-- start MATERIAL SUPPLIED --

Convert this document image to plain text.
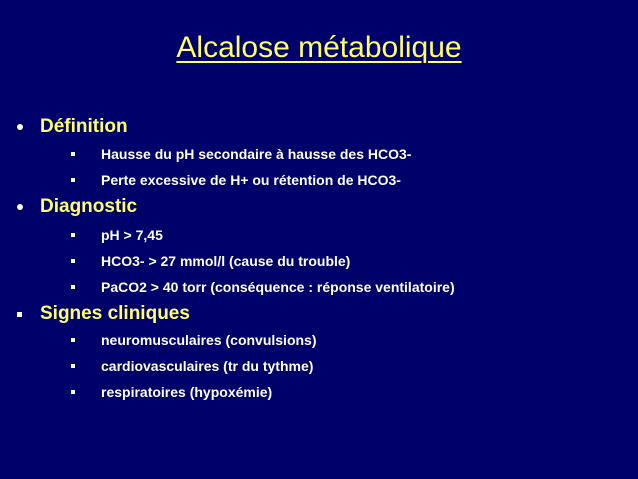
Alcalose métabolique
Définition
Hausse du pH secondaire à hausse des HCO3-
Perte excessive de H+ ou rétention de HCO3-
Diagnostic
pH > 7,45
HCO3- > 27 mmol/l (cause du trouble)
PaCO2 > 40 torr (conséquence : réponse ventilatoire)
Signes cliniques
neuromusculaires (convulsions)
cardiovasculaires (tr du tythme)
respiratoires (hypoxémie)
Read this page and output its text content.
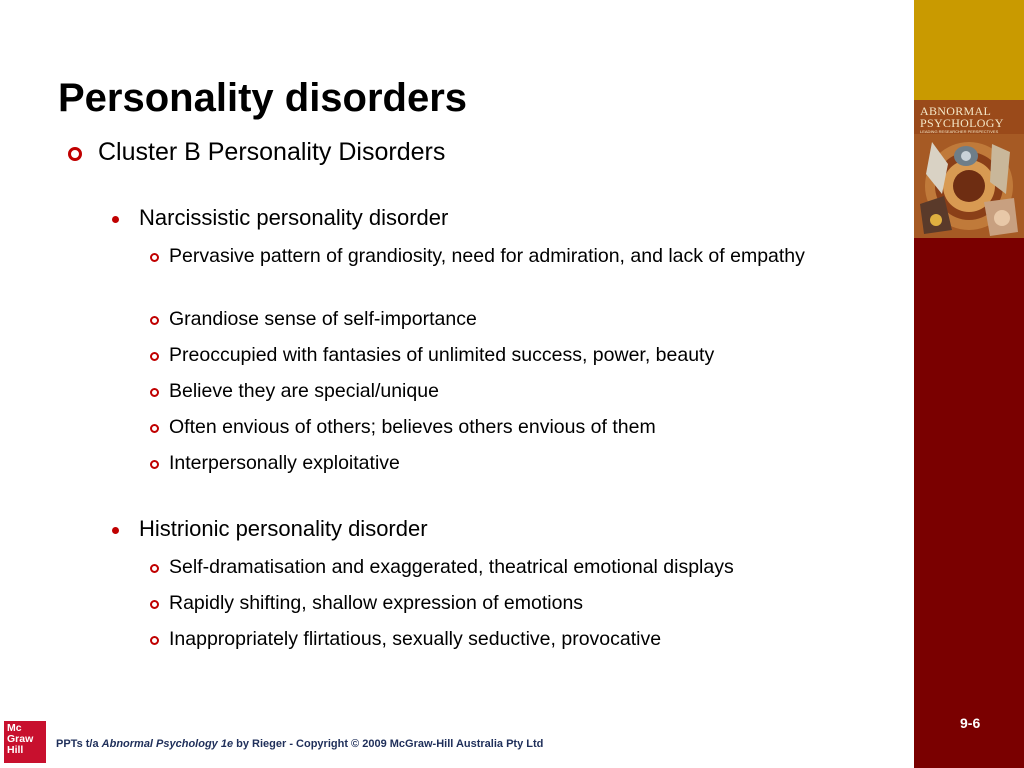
Personality disorders
Cluster B Personality Disorders
Narcissistic personality disorder
Pervasive pattern of grandiosity, need for admiration, and lack of empathy
Grandiose sense of self-importance
Preoccupied with fantasies of unlimited success, power, beauty
Believe they are special/unique
Often envious of others; believes others envious of them
Interpersonally exploitative
Histrionic personality disorder
Self-dramatisation and exaggerated, theatrical emotional displays
Rapidly shifting, shallow expression of emotions
Inappropriately flirtatious, sexually seductive, provocative
ABNORMAL
PSYCHOLOGY
LEADING RESEARCHER PERSPECTIVES
9-6
Mc
Graw
Hill	PPTs t/a Abnormal Psychology 1e by Rieger - Copyright © 2009 McGraw-Hill Australia Pty Ltd
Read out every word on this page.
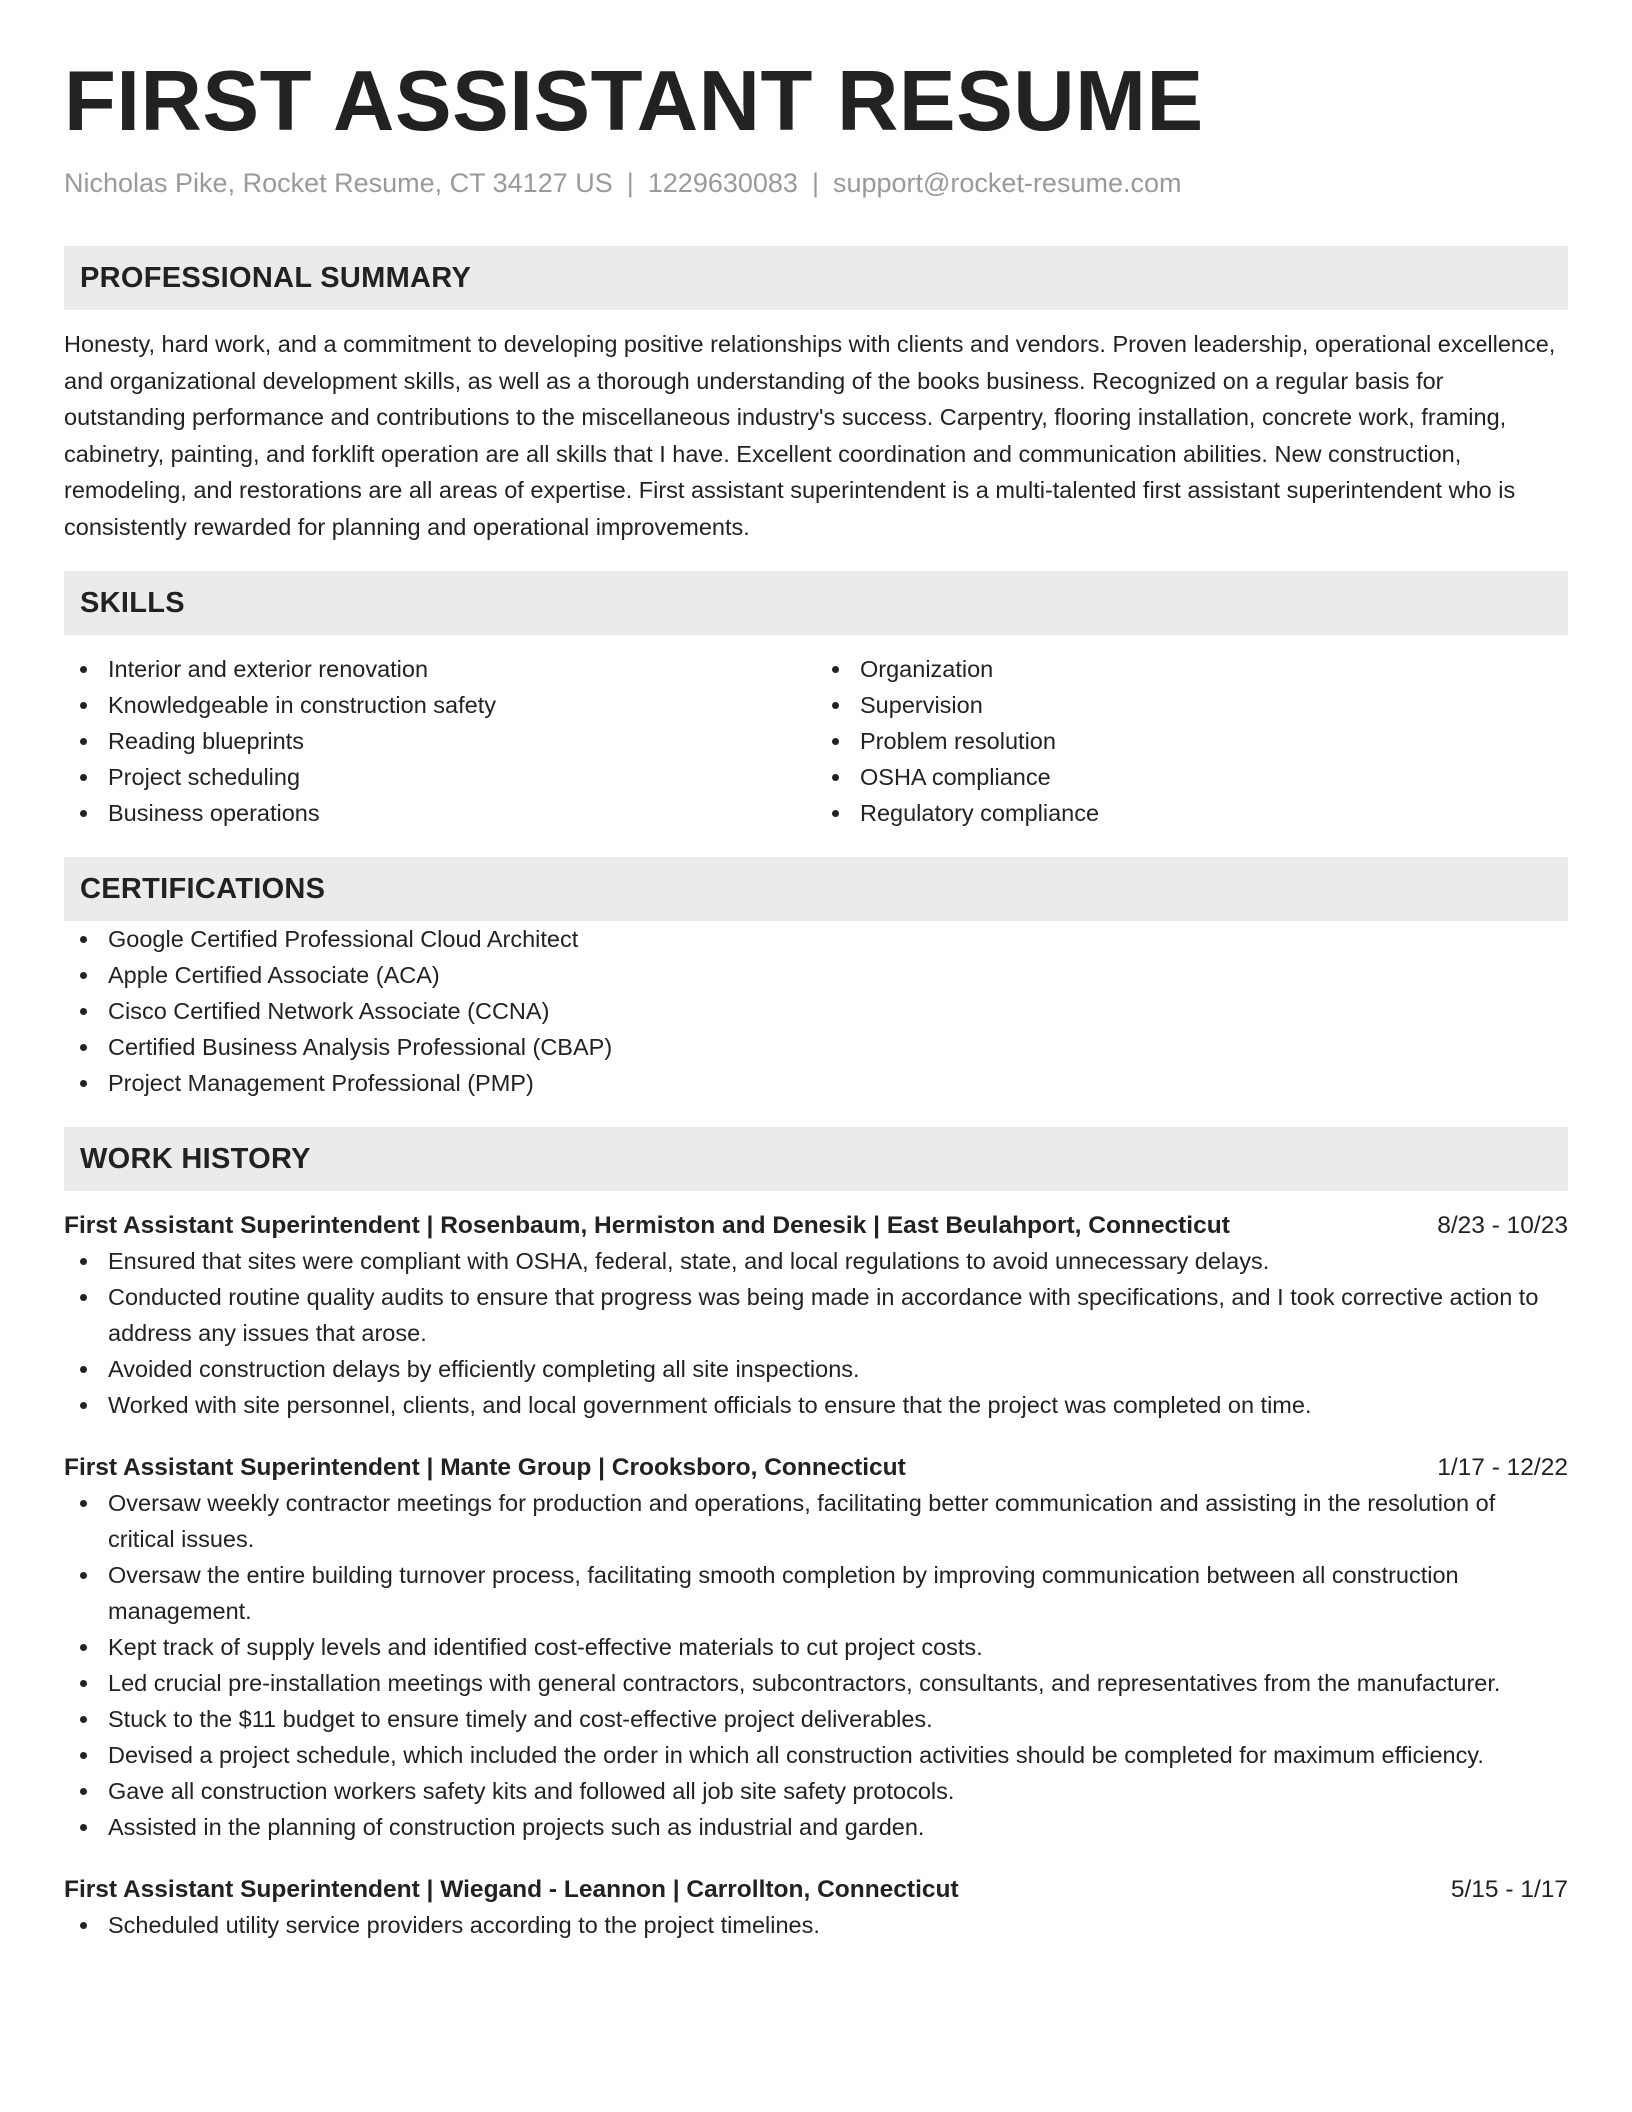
FIRST ASSISTANT RESUME
Nicholas Pike, Rocket Resume, CT 34127 US | 1229630083 | support@rocket-resume.com
PROFESSIONAL SUMMARY

Honesty, hard work, and a commitment to developing positive relationships with clients and vendors. Proven leadership, operational excellence, and organizational development skills, as well as a thorough understanding of the books business. Recognized on a regular basis for outstanding performance and contributions to the miscellaneous industry's success. Carpentry, flooring installation, concrete work, framing, cabinetry, painting, and forklift operation are all skills that I have. Excellent coordination and communication abilities. New construction, remodeling, and restorations are all areas of expertise. First assistant superintendent is a multi-talented first assistant superintendent who is consistently rewarded for planning and operational improvements.

SKILLS
Interior and exterior renovation
Knowledgeable in construction safety
Reading blueprints
Project scheduling
Business operations
Organization
Supervision
Problem resolution
OSHA compliance
Regulatory compliance
CERTIFICATIONS
Google Certified Professional Cloud Architect
Apple Certified Associate (ACA)
Cisco Certified Network Associate (CCNA)
Certified Business Analysis Professional (CBAP)
Project Management Professional (PMP)
WORK HISTORY
First Assistant Superintendent | Rosenbaum, Hermiston and Denesik | East Beulahport, Connecticut	8/23 - 10/23
Ensured that sites were compliant with OSHA, federal, state, and local regulations to avoid unnecessary delays.
Conducted routine quality audits to ensure that progress was being made in accordance with specifications, and I took corrective action to address any issues that arose.
Avoided construction delays by efficiently completing all site inspections.
Worked with site personnel, clients, and local government officials to ensure that the project was completed on time.
First Assistant Superintendent | Mante Group | Crooksboro, Connecticut	1/17 - 12/22
Oversaw weekly contractor meetings for production and operations, facilitating better communication and assisting in the resolution of critical issues.
Oversaw the entire building turnover process, facilitating smooth completion by improving communication between all construction management.
Kept track of supply levels and identified cost-effective materials to cut project costs.
Led crucial pre-installation meetings with general contractors, subcontractors, consultants, and representatives from the manufacturer.
Stuck to the $11 budget to ensure timely and cost-effective project deliverables.
Devised a project schedule, which included the order in which all construction activities should be completed for maximum efficiency.
Gave all construction workers safety kits and followed all job site safety protocols.
Assisted in the planning of construction projects such as industrial and garden.
First Assistant Superintendent | Wiegand - Leannon | Carrollton, Connecticut	5/15 - 1/17
Scheduled utility service providers according to the project timelines.
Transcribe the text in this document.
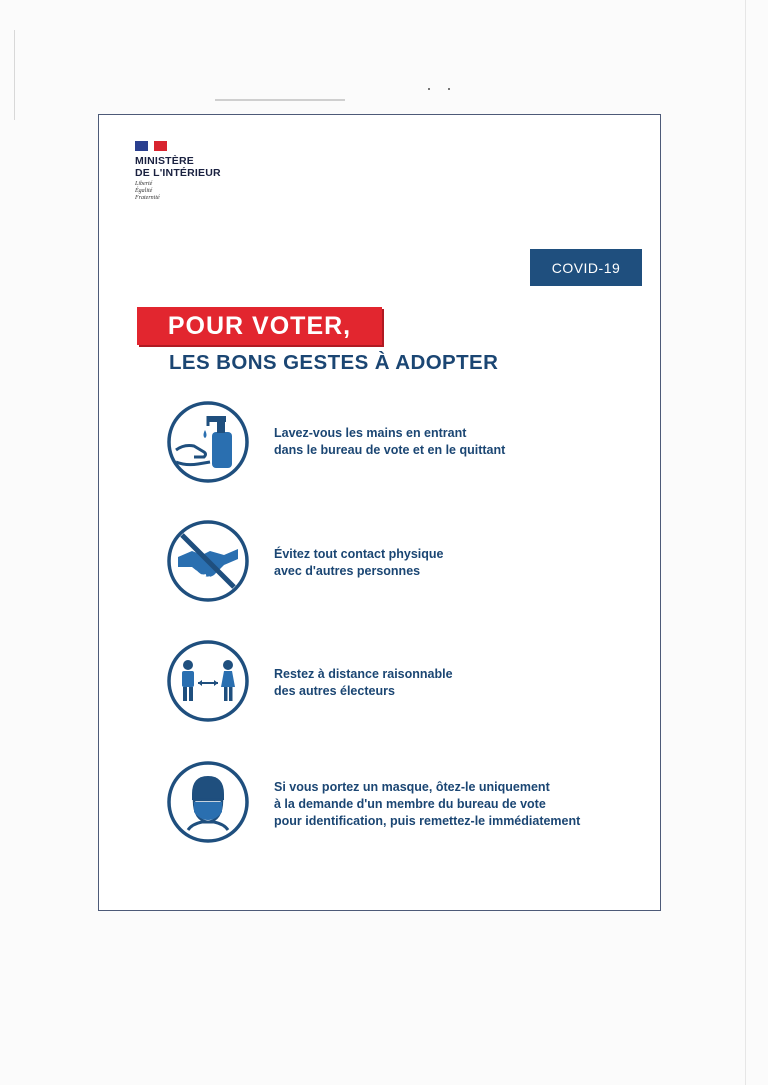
MINISTÈRE
DE L'INTÉRIEUR
Liberté
Égalité
Fraternité
COVID-19
POUR VOTER,
LES BONS GESTES À ADOPTER
Lavez-vous les mains en entrant
dans le bureau de vote et en le quittant
Évitez tout contact physique
avec d'autres personnes
Restez à distance raisonnable
des autres électeurs
Si vous portez un masque, ôtez-le uniquement
à la demande d'un membre du bureau de vote
pour identification, puis remettez-le immédiatement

-- end MATERIAL SUPPLIED --

From the entries above, copy out every line where the string "operations" appears.

COMPLETED EXERCISE:
Business operations
Oversaw weekly contractor meetings for production and operations, facilitating better communication and assisting in the resolution of critical issues.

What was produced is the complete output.